— Start —
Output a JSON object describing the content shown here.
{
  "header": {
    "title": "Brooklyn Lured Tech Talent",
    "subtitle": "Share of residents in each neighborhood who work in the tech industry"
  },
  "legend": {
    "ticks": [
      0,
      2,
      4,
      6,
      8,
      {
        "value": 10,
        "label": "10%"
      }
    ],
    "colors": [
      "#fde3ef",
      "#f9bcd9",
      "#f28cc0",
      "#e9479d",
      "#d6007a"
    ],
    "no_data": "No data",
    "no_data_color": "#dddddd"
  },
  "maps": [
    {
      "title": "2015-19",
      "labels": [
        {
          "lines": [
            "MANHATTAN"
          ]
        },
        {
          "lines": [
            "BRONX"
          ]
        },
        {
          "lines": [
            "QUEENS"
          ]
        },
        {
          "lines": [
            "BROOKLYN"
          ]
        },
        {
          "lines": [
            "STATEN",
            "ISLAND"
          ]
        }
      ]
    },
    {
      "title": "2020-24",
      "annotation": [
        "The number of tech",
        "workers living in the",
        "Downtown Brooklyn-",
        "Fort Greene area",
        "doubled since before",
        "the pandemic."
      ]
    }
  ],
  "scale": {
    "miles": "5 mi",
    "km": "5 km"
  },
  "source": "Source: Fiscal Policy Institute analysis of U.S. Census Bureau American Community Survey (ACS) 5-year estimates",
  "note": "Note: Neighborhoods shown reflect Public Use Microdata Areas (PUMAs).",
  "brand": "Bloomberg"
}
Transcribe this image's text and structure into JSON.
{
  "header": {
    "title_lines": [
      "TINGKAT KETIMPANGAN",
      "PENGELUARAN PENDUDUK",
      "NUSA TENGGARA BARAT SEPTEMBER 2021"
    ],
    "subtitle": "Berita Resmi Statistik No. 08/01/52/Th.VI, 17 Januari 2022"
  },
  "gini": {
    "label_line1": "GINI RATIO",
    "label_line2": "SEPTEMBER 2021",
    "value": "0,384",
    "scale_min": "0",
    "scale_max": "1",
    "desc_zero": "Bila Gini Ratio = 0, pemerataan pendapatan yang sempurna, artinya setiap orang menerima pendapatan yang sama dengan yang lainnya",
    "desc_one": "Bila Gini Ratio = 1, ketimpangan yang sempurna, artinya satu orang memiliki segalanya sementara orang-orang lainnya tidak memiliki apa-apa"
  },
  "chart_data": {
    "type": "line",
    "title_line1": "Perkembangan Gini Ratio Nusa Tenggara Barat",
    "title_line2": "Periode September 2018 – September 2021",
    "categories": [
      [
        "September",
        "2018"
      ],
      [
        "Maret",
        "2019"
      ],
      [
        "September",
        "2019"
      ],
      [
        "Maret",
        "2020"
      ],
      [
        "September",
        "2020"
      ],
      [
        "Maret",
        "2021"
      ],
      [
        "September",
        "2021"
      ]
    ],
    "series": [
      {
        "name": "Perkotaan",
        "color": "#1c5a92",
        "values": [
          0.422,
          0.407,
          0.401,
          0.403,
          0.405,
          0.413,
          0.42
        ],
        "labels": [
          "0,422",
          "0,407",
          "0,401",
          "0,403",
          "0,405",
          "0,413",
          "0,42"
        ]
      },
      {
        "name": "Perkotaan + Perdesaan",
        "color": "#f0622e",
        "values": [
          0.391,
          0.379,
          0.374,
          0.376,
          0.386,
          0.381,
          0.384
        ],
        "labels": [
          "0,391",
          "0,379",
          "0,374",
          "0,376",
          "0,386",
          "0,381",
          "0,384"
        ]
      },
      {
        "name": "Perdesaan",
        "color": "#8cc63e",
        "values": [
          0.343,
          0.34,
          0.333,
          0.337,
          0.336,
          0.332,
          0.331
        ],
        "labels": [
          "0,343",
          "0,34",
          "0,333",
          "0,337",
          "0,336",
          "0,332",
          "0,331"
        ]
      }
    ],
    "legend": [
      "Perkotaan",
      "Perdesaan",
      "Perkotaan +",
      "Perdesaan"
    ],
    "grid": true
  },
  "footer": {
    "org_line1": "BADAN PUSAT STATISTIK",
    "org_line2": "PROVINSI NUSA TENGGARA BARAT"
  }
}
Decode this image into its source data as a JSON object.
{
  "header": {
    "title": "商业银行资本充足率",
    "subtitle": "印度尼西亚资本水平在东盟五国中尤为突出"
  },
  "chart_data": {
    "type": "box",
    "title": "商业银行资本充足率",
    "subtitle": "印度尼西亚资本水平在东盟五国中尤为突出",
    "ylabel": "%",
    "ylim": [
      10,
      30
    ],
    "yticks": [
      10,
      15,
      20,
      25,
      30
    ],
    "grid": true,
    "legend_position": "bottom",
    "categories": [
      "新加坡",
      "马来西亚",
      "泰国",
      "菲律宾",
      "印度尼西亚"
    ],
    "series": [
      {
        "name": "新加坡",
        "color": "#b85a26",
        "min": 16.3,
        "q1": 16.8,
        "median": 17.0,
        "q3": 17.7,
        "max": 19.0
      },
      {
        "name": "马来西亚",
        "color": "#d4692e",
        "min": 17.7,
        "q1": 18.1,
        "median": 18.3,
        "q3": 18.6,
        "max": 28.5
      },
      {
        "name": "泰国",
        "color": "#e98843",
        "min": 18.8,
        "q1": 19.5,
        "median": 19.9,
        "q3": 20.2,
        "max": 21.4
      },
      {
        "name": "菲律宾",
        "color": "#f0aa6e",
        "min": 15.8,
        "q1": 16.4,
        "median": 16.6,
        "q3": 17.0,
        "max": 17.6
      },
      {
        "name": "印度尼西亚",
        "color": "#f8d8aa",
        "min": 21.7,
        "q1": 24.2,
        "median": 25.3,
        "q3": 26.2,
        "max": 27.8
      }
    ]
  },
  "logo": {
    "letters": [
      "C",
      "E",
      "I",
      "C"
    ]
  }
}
— End —
= What you need to do =
Retype all of the data shown above, word for word.

= Exercise answer =
Output a JSON object describing the content shown here.
{
  "header": {
    "title": "Brooklyn Lured Tech Talent",
    "subtitle": "Share of residents in each neighborhood who work in the tech industry"
  },
  "legend": {
    "ticks": [
      0,
      2,
      4,
      6,
      8,
      {
        "value": 10,
        "label": "10%"
      }
    ],
    "colors": [
      "#fde3ef",
      "#f9bcd9",
      "#f28cc0",
      "#e9479d",
      "#d6007a"
    ],
    "no_data": "No data",
    "no_data_color": "#dddddd"
  },
  "maps": [
    {
      "title": "2015-19",
      "labels": [
        {
          "lines": [
            "MANHATTAN"
          ]
        },
        {
          "lines": [
            "BRONX"
          ]
        },
        {
          "lines": [
            "QUEENS"
          ]
        },
        {
          "lines": [
            "BROOKLYN"
          ]
        },
        {
          "lines": [
            "STATEN",
            "ISLAND"
          ]
        }
      ]
    },
    {
      "title": "2020-24",
      "annotation": [
        "The number of tech",
        "workers living in the",
        "Downtown Brooklyn-",
        "Fort Greene area",
        "doubled since before",
        "the pandemic."
      ]
    }
  ],
  "scale": {
    "miles": "5 mi",
    "km": "5 km"
  },
  "source": "Source: Fiscal Policy Institute analysis of U.S. Census Bureau American Community Survey (ACS) 5-year estimates",
  "note": "Note: Neighborhoods shown reflect Public Use Microdata Areas (PUMAs).",
  "brand": "Bloomberg"
}
Transcribe this image's text and structure into JSON.
{
  "header": {
    "title_lines": [
      "TINGKAT KETIMPANGAN",
      "PENGELUARAN PENDUDUK",
      "NUSA TENGGARA BARAT SEPTEMBER 2021"
    ],
    "subtitle": "Berita Resmi Statistik No. 08/01/52/Th.VI, 17 Januari 2022"
  },
  "gini": {
    "label_line1": "GINI RATIO",
    "label_line2": "SEPTEMBER 2021",
    "value": "0,384",
    "scale_min": "0",
    "scale_max": "1",
    "desc_zero": "Bila Gini Ratio = 0, pemerataan pendapatan yang sempurna, artinya setiap orang menerima pendapatan yang sama dengan yang lainnya",
    "desc_one": "Bila Gini Ratio = 1, ketimpangan yang sempurna, artinya satu orang memiliki segalanya sementara orang-orang lainnya tidak memiliki apa-apa"
  },
  "chart_data": {
    "type": "line",
    "title_line1": "Perkembangan Gini Ratio Nusa Tenggara Barat",
    "title_line2": "Periode September 2018 – September 2021",
    "categories": [
      [
        "September",
        "2018"
      ],
      [
        "Maret",
        "2019"
      ],
      [
        "September",
        "2019"
      ],
      [
        "Maret",
        "2020"
      ],
      [
        "September",
        "2020"
      ],
      [
        "Maret",
        "2021"
      ],
      [
        "September",
        "2021"
      ]
    ],
    "series": [
      {
        "name": "Perkotaan",
        "color": "#1c5a92",
        "values": [
          0.422,
          0.407,
          0.401,
          0.403,
          0.405,
          0.413,
          0.42
        ],
        "labels": [
          "0,422",
          "0,407",
          "0,401",
          "0,403",
          "0,405",
          "0,413",
          "0,42"
        ]
      },
      {
        "name": "Perkotaan + Perdesaan",
        "color": "#f0622e",
        "values": [
          0.391,
          0.379,
          0.374,
          0.376,
          0.386,
          0.381,
          0.384
        ],
        "labels": [
          "0,391",
          "0,379",
          "0,374",
          "0,376",
          "0,386",
          "0,381",
          "0,384"
        ]
      },
      {
        "name": "Perdesaan",
        "color": "#8cc63e",
        "values": [
          0.343,
          0.34,
          0.333,
          0.337,
          0.336,
          0.332,
          0.331
        ],
        "labels": [
          "0,343",
          "0,34",
          "0,333",
          "0,337",
          "0,336",
          "0,332",
          "0,331"
        ]
      }
    ],
    "legend": [
      "Perkotaan",
      "Perdesaan",
      "Perkotaan +",
      "Perdesaan"
    ],
    "grid": true
  },
  "footer": {
    "org_line1": "BADAN PUSAT STATISTIK",
    "org_line2": "PROVINSI NUSA TENGGARA BARAT"
  }
}
Decode this image into its source data as a JSON object.
{
  "header": {
    "title": "商业银行资本充足率",
    "subtitle": "印度尼西亚资本水平在东盟五国中尤为突出"
  },
  "chart_data": {
    "type": "box",
    "title": "商业银行资本充足率",
    "subtitle": "印度尼西亚资本水平在东盟五国中尤为突出",
    "ylabel": "%",
    "ylim": [
      10,
      30
    ],
    "yticks": [
      10,
      15,
      20,
      25,
      30
    ],
    "grid": true,
    "legend_position": "bottom",
    "categories": [
      "新加坡",
      "马来西亚",
      "泰国",
      "菲律宾",
      "印度尼西亚"
    ],
    "series": [
      {
        "name": "新加坡",
        "color": "#b85a26",
        "min": 16.3,
        "q1": 16.8,
        "median": 17.0,
        "q3": 17.7,
        "max": 19.0
      },
      {
        "name": "马来西亚",
        "color": "#d4692e",
        "min": 17.7,
        "q1": 18.1,
        "median": 18.3,
        "q3": 18.6,
        "max": 28.5
      },
      {
        "name": "泰国",
        "color": "#e98843",
        "min": 18.8,
        "q1": 19.5,
        "median": 19.9,
        "q3": 20.2,
        "max": 21.4
      },
      {
        "name": "菲律宾",
        "color": "#f0aa6e",
        "min": 15.8,
        "q1": 16.4,
        "median": 16.6,
        "q3": 17.0,
        "max": 17.6
      },
      {
        "name": "印度尼西亚",
        "color": "#f8d8aa",
        "min": 21.7,
        "q1": 24.2,
        "median": 25.3,
        "q3": 26.2,
        "max": 27.8
      }
    ]
  },
  "logo": {
    "letters": [
      "C",
      "E",
      "I",
      "C"
    ]
  }
}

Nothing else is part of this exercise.